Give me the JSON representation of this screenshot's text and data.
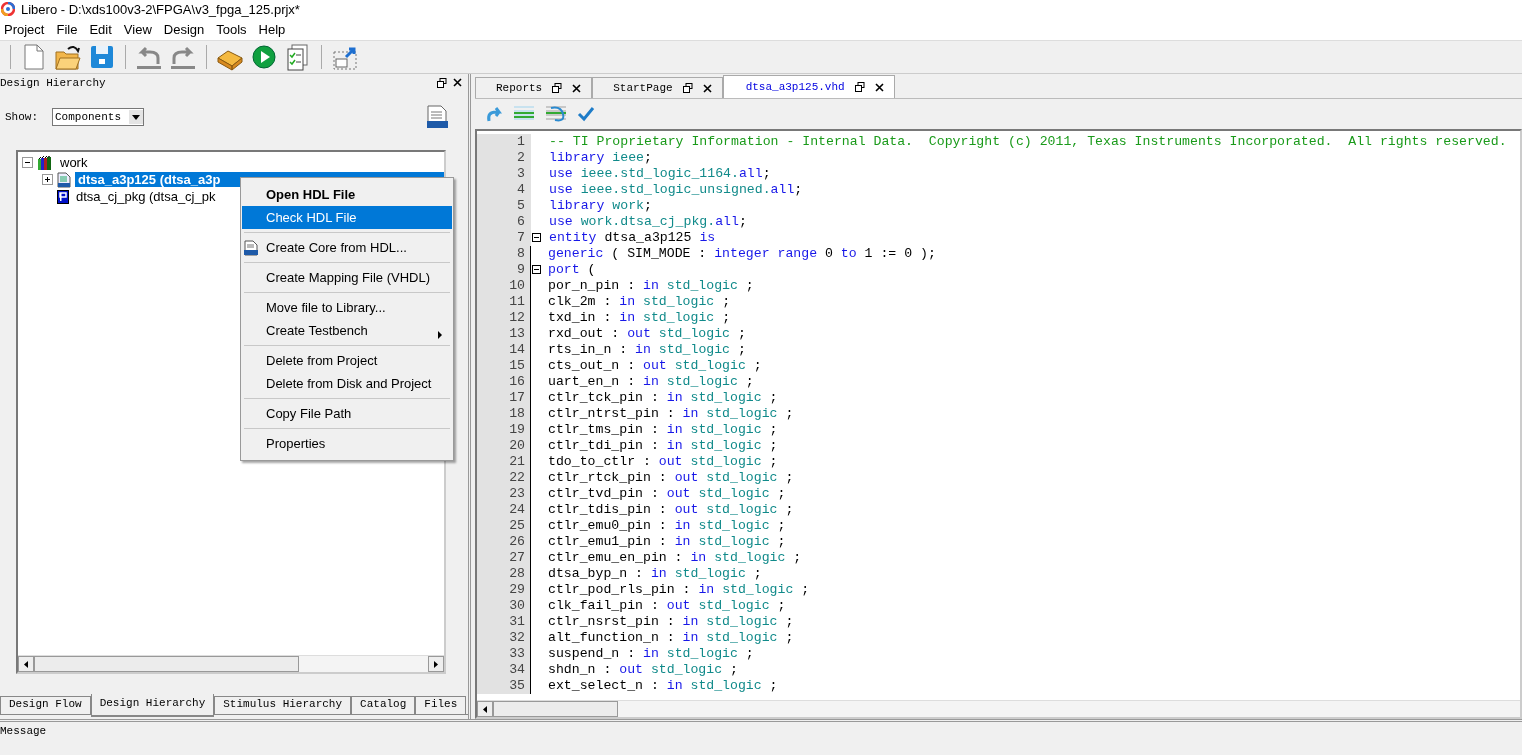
{
  "window": {
    "title": "Libero - D:\\xds100v3-2\\FPGA\\v3_fpga_125.prjx*"
  },
  "menu": [
    "Project",
    "File",
    "Edit",
    "View",
    "Design",
    "Tools",
    "Help"
  ],
  "left_panel": {
    "title": "Design Hierarchy",
    "show_label": "Show:",
    "show_value": "Components",
    "tree": [
      {
        "label": "work",
        "kind": "library",
        "expanded": true,
        "selected": false,
        "children": [
          {
            "label": "dtsa_a3p125 (dtsa_a3p",
            "kind": "hdl",
            "expanded": false,
            "selected": true
          },
          {
            "label": "dtsa_cj_pkg (dtsa_cj_pk",
            "kind": "package",
            "selected": false
          }
        ]
      }
    ],
    "tabs": [
      {
        "label": "Design Flow",
        "selected": false
      },
      {
        "label": "Design Hierarchy",
        "selected": true
      },
      {
        "label": "Stimulus Hierarchy",
        "selected": false
      },
      {
        "label": "Catalog",
        "selected": false
      },
      {
        "label": "Files",
        "selected": false
      }
    ]
  },
  "context_menu": [
    [
      {
        "label": "Open HDL File",
        "kind": "plain",
        "bold": true,
        "selected": false
      },
      {
        "label": "Check HDL File",
        "kind": "plain",
        "bold": false,
        "selected": true
      }
    ],
    [
      {
        "label": "Create Core from HDL...",
        "kind": "hdl_icon",
        "bold": false,
        "selected": false
      }
    ],
    [
      {
        "label": "Create Mapping File (VHDL)",
        "kind": "plain",
        "bold": false,
        "selected": false
      }
    ],
    [
      {
        "label": "Move file to Library...",
        "kind": "plain",
        "bold": false,
        "selected": false
      },
      {
        "label": "Create Testbench",
        "kind": "plain",
        "bold": false,
        "selected": false,
        "submenu": true
      }
    ],
    [
      {
        "label": "Delete from Project",
        "kind": "plain",
        "bold": false,
        "selected": false
      },
      {
        "label": "Delete from Disk and Project",
        "kind": "plain",
        "bold": false,
        "selected": false
      }
    ],
    [
      {
        "label": "Copy File Path",
        "kind": "plain",
        "bold": false,
        "selected": false
      }
    ],
    [
      {
        "label": "Properties",
        "kind": "plain",
        "bold": false,
        "selected": false
      }
    ]
  ],
  "editor": {
    "tabs": [
      {
        "label": "Reports",
        "selected": false
      },
      {
        "label": "StartPage",
        "selected": false
      },
      {
        "label": "dtsa_a3p125.vhd",
        "selected": true
      }
    ],
    "lines": [
      {
        "n": "1",
        "segs": [
          {
            "kind": "comment",
            "text": "-- TI Proprietary Information - Internal Data.  Copyright (c) 2011, Texas Instruments Incorporated.  All rights reserved."
          }
        ]
      },
      {
        "n": "2",
        "segs": [
          {
            "kind": "keyword",
            "text": "library "
          },
          {
            "kind": "type",
            "text": "ieee"
          },
          {
            "kind": "plain",
            "text": ";"
          }
        ]
      },
      {
        "n": "3",
        "segs": [
          {
            "kind": "keyword",
            "text": "use "
          },
          {
            "kind": "type",
            "text": "ieee.std_logic_1164."
          },
          {
            "kind": "keyword",
            "text": "all"
          },
          {
            "kind": "plain",
            "text": ";"
          }
        ]
      },
      {
        "n": "4",
        "segs": [
          {
            "kind": "keyword",
            "text": "use "
          },
          {
            "kind": "type",
            "text": "ieee.std_logic_unsigned."
          },
          {
            "kind": "keyword",
            "text": "all"
          },
          {
            "kind": "plain",
            "text": ";"
          }
        ]
      },
      {
        "n": "5",
        "segs": [
          {
            "kind": "keyword",
            "text": "library "
          },
          {
            "kind": "type",
            "text": "work"
          },
          {
            "kind": "plain",
            "text": ";"
          }
        ]
      },
      {
        "n": "6",
        "segs": [
          {
            "kind": "keyword",
            "text": "use "
          },
          {
            "kind": "type",
            "text": "work.dtsa_cj_pkg."
          },
          {
            "kind": "keyword",
            "text": "all"
          },
          {
            "kind": "plain",
            "text": ";"
          }
        ]
      },
      {
        "n": "7",
        "fold": true,
        "segs": [
          {
            "kind": "keyword",
            "text": "entity"
          },
          {
            "kind": "plain",
            "text": " dtsa_a3p125 "
          },
          {
            "kind": "keyword",
            "text": "is"
          }
        ]
      },
      {
        "n": "8",
        "segs": [
          {
            "kind": "keyword",
            "text": "generic"
          },
          {
            "kind": "plain",
            "text": " ( SIM_MODE : "
          },
          {
            "kind": "keyword",
            "text": "integer range"
          },
          {
            "kind": "plain",
            "text": " 0 "
          },
          {
            "kind": "keyword",
            "text": "to"
          },
          {
            "kind": "plain",
            "text": " 1 := 0 );"
          }
        ]
      },
      {
        "n": "9",
        "fold": true,
        "segs": [
          {
            "kind": "keyword",
            "text": "port"
          },
          {
            "kind": "plain",
            "text": " ("
          }
        ]
      },
      {
        "n": "10",
        "segs": [
          {
            "kind": "plain",
            "text": "por_n_pin : "
          },
          {
            "kind": "keyword",
            "text": "in "
          },
          {
            "kind": "type",
            "text": "std_logic"
          },
          {
            "kind": "plain",
            "text": " ;"
          }
        ]
      },
      {
        "n": "11",
        "segs": [
          {
            "kind": "plain",
            "text": "clk_2m : "
          },
          {
            "kind": "keyword",
            "text": "in "
          },
          {
            "kind": "type",
            "text": "std_logic"
          },
          {
            "kind": "plain",
            "text": " ;"
          }
        ]
      },
      {
        "n": "12",
        "segs": [
          {
            "kind": "plain",
            "text": "txd_in : "
          },
          {
            "kind": "keyword",
            "text": "in "
          },
          {
            "kind": "type",
            "text": "std_logic"
          },
          {
            "kind": "plain",
            "text": " ;"
          }
        ]
      },
      {
        "n": "13",
        "segs": [
          {
            "kind": "plain",
            "text": "rxd_out : "
          },
          {
            "kind": "keyword",
            "text": "out "
          },
          {
            "kind": "type",
            "text": "std_logic"
          },
          {
            "kind": "plain",
            "text": " ;"
          }
        ]
      },
      {
        "n": "14",
        "segs": [
          {
            "kind": "plain",
            "text": "rts_in_n : "
          },
          {
            "kind": "keyword",
            "text": "in "
          },
          {
            "kind": "type",
            "text": "std_logic"
          },
          {
            "kind": "plain",
            "text": " ;"
          }
        ]
      },
      {
        "n": "15",
        "segs": [
          {
            "kind": "plain",
            "text": "cts_out_n : "
          },
          {
            "kind": "keyword",
            "text": "out "
          },
          {
            "kind": "type",
            "text": "std_logic"
          },
          {
            "kind": "plain",
            "text": " ;"
          }
        ]
      },
      {
        "n": "16",
        "segs": [
          {
            "kind": "plain",
            "text": "uart_en_n : "
          },
          {
            "kind": "keyword",
            "text": "in "
          },
          {
            "kind": "type",
            "text": "std_logic"
          },
          {
            "kind": "plain",
            "text": " ;"
          }
        ]
      },
      {
        "n": "17",
        "segs": [
          {
            "kind": "plain",
            "text": "ctlr_tck_pin : "
          },
          {
            "kind": "keyword",
            "text": "in "
          },
          {
            "kind": "type",
            "text": "std_logic"
          },
          {
            "kind": "plain",
            "text": " ;"
          }
        ]
      },
      {
        "n": "18",
        "segs": [
          {
            "kind": "plain",
            "text": "ctlr_ntrst_pin : "
          },
          {
            "kind": "keyword",
            "text": "in "
          },
          {
            "kind": "type",
            "text": "std_logic"
          },
          {
            "kind": "plain",
            "text": " ;"
          }
        ]
      },
      {
        "n": "19",
        "segs": [
          {
            "kind": "plain",
            "text": "ctlr_tms_pin : "
          },
          {
            "kind": "keyword",
            "text": "in "
          },
          {
            "kind": "type",
            "text": "std_logic"
          },
          {
            "kind": "plain",
            "text": " ;"
          }
        ]
      },
      {
        "n": "20",
        "segs": [
          {
            "kind": "plain",
            "text": "ctlr_tdi_pin : "
          },
          {
            "kind": "keyword",
            "text": "in "
          },
          {
            "kind": "type",
            "text": "std_logic"
          },
          {
            "kind": "plain",
            "text": " ;"
          }
        ]
      },
      {
        "n": "21",
        "segs": [
          {
            "kind": "plain",
            "text": "tdo_to_ctlr : "
          },
          {
            "kind": "keyword",
            "text": "out "
          },
          {
            "kind": "type",
            "text": "std_logic"
          },
          {
            "kind": "plain",
            "text": " ;"
          }
        ]
      },
      {
        "n": "22",
        "segs": [
          {
            "kind": "plain",
            "text": "ctlr_rtck_pin : "
          },
          {
            "kind": "keyword",
            "text": "out "
          },
          {
            "kind": "type",
            "text": "std_logic"
          },
          {
            "kind": "plain",
            "text": " ;"
          }
        ]
      },
      {
        "n": "23",
        "segs": [
          {
            "kind": "plain",
            "text": "ctlr_tvd_pin : "
          },
          {
            "kind": "keyword",
            "text": "out "
          },
          {
            "kind": "type",
            "text": "std_logic"
          },
          {
            "kind": "plain",
            "text": " ;"
          }
        ]
      },
      {
        "n": "24",
        "segs": [
          {
            "kind": "plain",
            "text": "ctlr_tdis_pin : "
          },
          {
            "kind": "keyword",
            "text": "out "
          },
          {
            "kind": "type",
            "text": "std_logic"
          },
          {
            "kind": "plain",
            "text": " ;"
          }
        ]
      },
      {
        "n": "25",
        "segs": [
          {
            "kind": "plain",
            "text": "ctlr_emu0_pin : "
          },
          {
            "kind": "keyword",
            "text": "in "
          },
          {
            "kind": "type",
            "text": "std_logic"
          },
          {
            "kind": "plain",
            "text": " ;"
          }
        ]
      },
      {
        "n": "26",
        "segs": [
          {
            "kind": "plain",
            "text": "ctlr_emu1_pin : "
          },
          {
            "kind": "keyword",
            "text": "in "
          },
          {
            "kind": "type",
            "text": "std_logic"
          },
          {
            "kind": "plain",
            "text": " ;"
          }
        ]
      },
      {
        "n": "27",
        "segs": [
          {
            "kind": "plain",
            "text": "ctlr_emu_en_pin : "
          },
          {
            "kind": "keyword",
            "text": "in "
          },
          {
            "kind": "type",
            "text": "std_logic"
          },
          {
            "kind": "plain",
            "text": " ;"
          }
        ]
      },
      {
        "n": "28",
        "segs": [
          {
            "kind": "plain",
            "text": "dtsa_byp_n : "
          },
          {
            "kind": "keyword",
            "text": "in "
          },
          {
            "kind": "type",
            "text": "std_logic"
          },
          {
            "kind": "plain",
            "text": " ;"
          }
        ]
      },
      {
        "n": "29",
        "segs": [
          {
            "kind": "plain",
            "text": "ctlr_pod_rls_pin : "
          },
          {
            "kind": "keyword",
            "text": "in "
          },
          {
            "kind": "type",
            "text": "std_logic"
          },
          {
            "kind": "plain",
            "text": " ;"
          }
        ]
      },
      {
        "n": "30",
        "segs": [
          {
            "kind": "plain",
            "text": "clk_fail_pin : "
          },
          {
            "kind": "keyword",
            "text": "out "
          },
          {
            "kind": "type",
            "text": "std_logic"
          },
          {
            "kind": "plain",
            "text": " ;"
          }
        ]
      },
      {
        "n": "31",
        "segs": [
          {
            "kind": "plain",
            "text": "ctlr_nsrst_pin : "
          },
          {
            "kind": "keyword",
            "text": "in "
          },
          {
            "kind": "type",
            "text": "std_logic"
          },
          {
            "kind": "plain",
            "text": " ;"
          }
        ]
      },
      {
        "n": "32",
        "segs": [
          {
            "kind": "plain",
            "text": "alt_function_n : "
          },
          {
            "kind": "keyword",
            "text": "in "
          },
          {
            "kind": "type",
            "text": "std_logic"
          },
          {
            "kind": "plain",
            "text": " ;"
          }
        ]
      },
      {
        "n": "33",
        "segs": [
          {
            "kind": "plain",
            "text": "suspend_n : "
          },
          {
            "kind": "keyword",
            "text": "in "
          },
          {
            "kind": "type",
            "text": "std_logic"
          },
          {
            "kind": "plain",
            "text": " ;"
          }
        ]
      },
      {
        "n": "34",
        "segs": [
          {
            "kind": "plain",
            "text": "shdn_n : "
          },
          {
            "kind": "keyword",
            "text": "out "
          },
          {
            "kind": "type",
            "text": "std_logic"
          },
          {
            "kind": "plain",
            "text": " ;"
          }
        ]
      },
      {
        "n": "35",
        "segs": [
          {
            "kind": "plain",
            "text": "ext_select_n : "
          },
          {
            "kind": "keyword",
            "text": "in "
          },
          {
            "kind": "type",
            "text": "std_logic"
          },
          {
            "kind": "plain",
            "text": " ;"
          }
        ]
      }
    ]
  },
  "message_panel": {
    "title": "Message"
  }
}
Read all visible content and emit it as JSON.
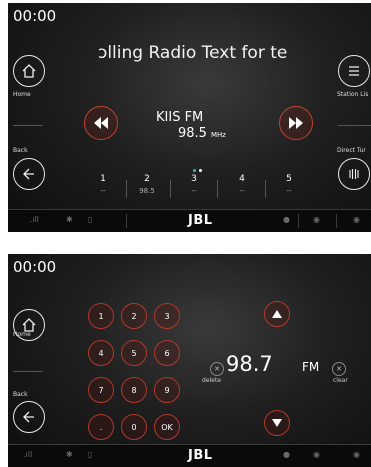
{
  "radio": {
    "clock": "00:00",
    "home_label": "Home",
    "back_label": "Back",
    "station_list_label": "Station Lis",
    "direct_tune_label": "Direct Tur",
    "radio_text": "ɔlling    Radio Text for te",
    "station_name": "KIIS FM",
    "frequency": "98.5",
    "frequency_unit": "MHz",
    "page_count": 2,
    "active_page": 1,
    "presets": [
      {
        "number": "1",
        "value": "--"
      },
      {
        "number": "2",
        "value": "98.5"
      },
      {
        "number": "3",
        "value": "--"
      },
      {
        "number": "4",
        "value": "--"
      },
      {
        "number": "5",
        "value": "--"
      }
    ],
    "brand": "JBL"
  },
  "direct_tune": {
    "clock": "00:00",
    "home_label": "Home",
    "back_label": "Back",
    "keys": [
      "1",
      "2",
      "3",
      "4",
      "5",
      "6",
      "7",
      "8",
      "9",
      ".",
      "0",
      "OK"
    ],
    "delete_label": "delete",
    "clear_label": "clear",
    "entered_frequency": "98.7",
    "band": "FM",
    "brand": "JBL"
  },
  "colors": {
    "accent": "#c0432f",
    "page_dot_active": "#3ab0e0",
    "page_dot_inactive": "#ffffff"
  }
}
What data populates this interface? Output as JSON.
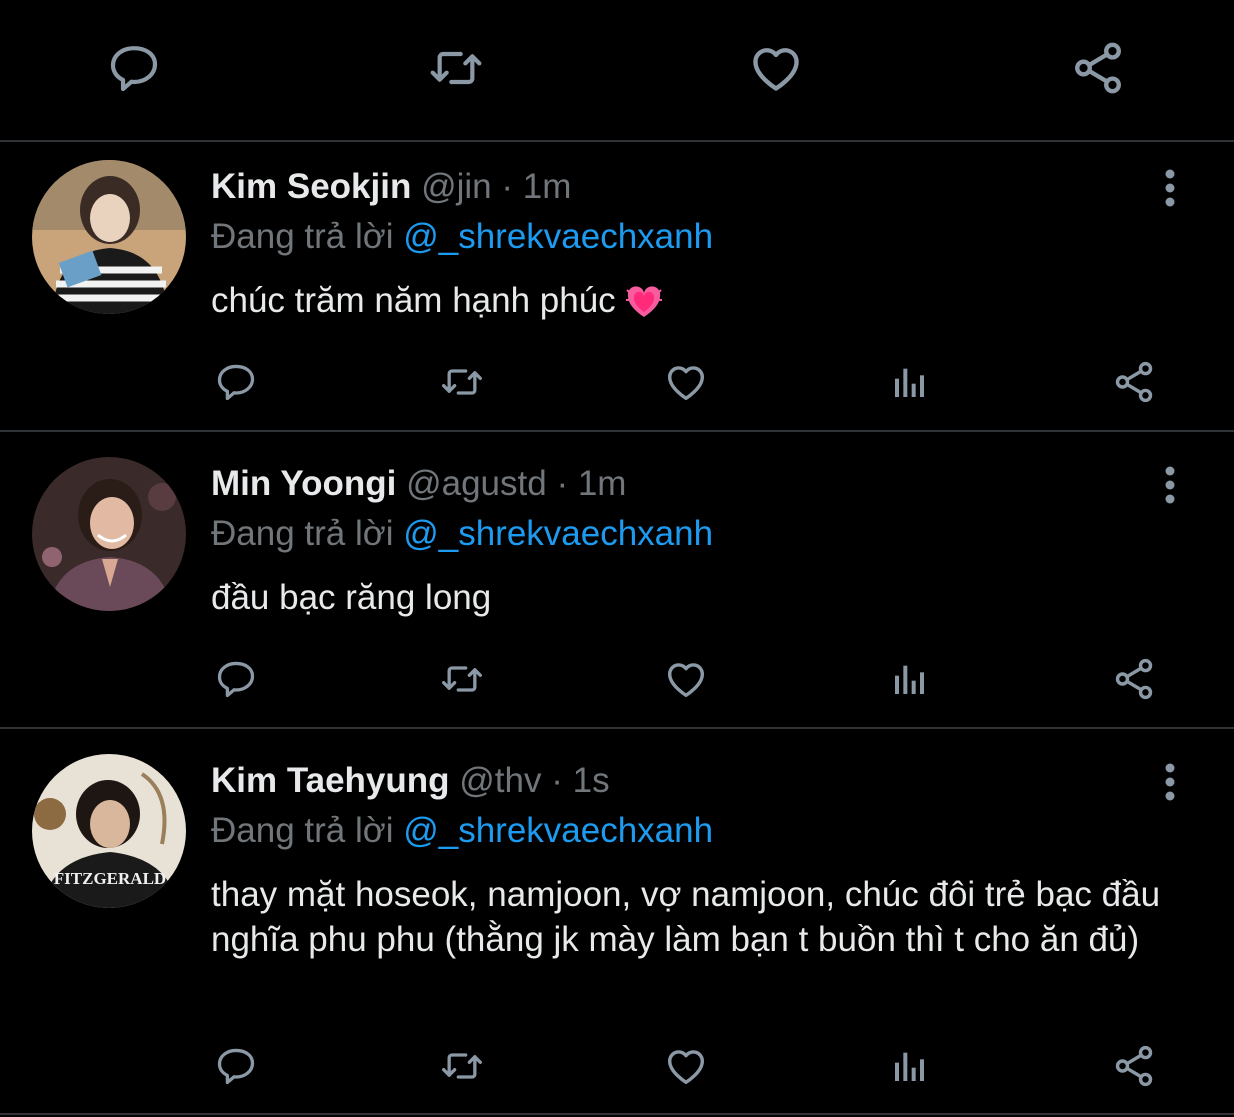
{
  "colors": {
    "background": "#000000",
    "text": "#e7e9ea",
    "muted": "#71767b",
    "link": "#1d9bf0",
    "icon": "#8b98a5",
    "divider": "#2f3336"
  },
  "top_actions": [
    {
      "icon": "reply-icon"
    },
    {
      "icon": "retweet-icon"
    },
    {
      "icon": "like-icon"
    },
    {
      "icon": "share-icon"
    }
  ],
  "tweets": [
    {
      "name": "Kim Seokjin",
      "handle": "@jin",
      "separator": "·",
      "time": "1m",
      "reply_prefix": "Đang trả lời",
      "reply_to": "@_shrekvaechxanh",
      "text": "chúc trăm năm hạnh phúc",
      "emoji": "beating-heart-emoji"
    },
    {
      "name": "Min Yoongi",
      "handle": "@agustd",
      "separator": "·",
      "time": "1m",
      "reply_prefix": "Đang trả lời",
      "reply_to": "@_shrekvaechxanh",
      "text": "đầu bạc răng long"
    },
    {
      "name": "Kim Taehyung",
      "handle": "@thv",
      "separator": "·",
      "time": "1s",
      "reply_prefix": "Đang trả lời",
      "reply_to": "@_shrekvaechxanh",
      "text": "thay mặt hoseok, namjoon, vợ namjoon, chúc đôi trẻ bạc đầu nghĩa phu phu (thằng jk mày làm bạn t buồn thì t cho ăn đủ)",
      "avatar_shirt_text": "FITZGERALD"
    }
  ]
}
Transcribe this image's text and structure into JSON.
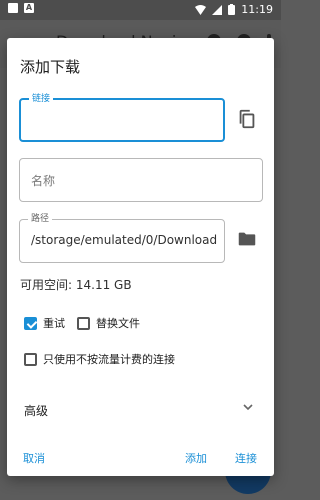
========
Beginning with the line that contains "What data populates" in the data above, please copy each line exactly until the last line, both ends included, skipping any pictures.

- _ANSWER FOR THIS EXERCISE_:
What data populates this interface? Output as JSON.
{
  "colors": {
    "background": "#000000",
    "text": "#e7e9ea",
    "muted": "#71767b",
    "link": "#1d9bf0",
    "icon": "#8b98a5",
    "divider": "#2f3336"
  },
  "top_actions": [
    {
      "icon": "reply-icon"
    },
    {
      "icon": "retweet-icon"
    },
    {
      "icon": "like-icon"
    },
    {
      "icon": "share-icon"
    }
  ],
  "tweets": [
    {
      "name": "Kim Seokjin",
      "handle": "@jin",
      "separator": "·",
      "time": "1m",
      "reply_prefix": "Đang trả lời",
      "reply_to": "@_shrekvaechxanh",
      "text": "chúc trăm năm hạnh phúc",
      "emoji": "beating-heart-emoji"
    },
    {
      "name": "Min Yoongi",
      "handle": "@agustd",
      "separator": "·",
      "time": "1m",
      "reply_prefix": "Đang trả lời",
      "reply_to": "@_shrekvaechxanh",
      "text": "đầu bạc răng long"
    },
    {
      "name": "Kim Taehyung",
      "handle": "@thv",
      "separator": "·",
      "time": "1s",
      "reply_prefix": "Đang trả lời",
      "reply_to": "@_shrekvaechxanh",
      "text": "thay mặt hoseok, namjoon, vợ namjoon, chúc đôi trẻ bạc đầu nghĩa phu phu (thằng jk mày làm bạn t buồn thì t cho ăn đủ)",
      "avatar_shirt_text": "FITZGERALD"
    }
  ]
}
Transcribe this image's text and structure into JSON.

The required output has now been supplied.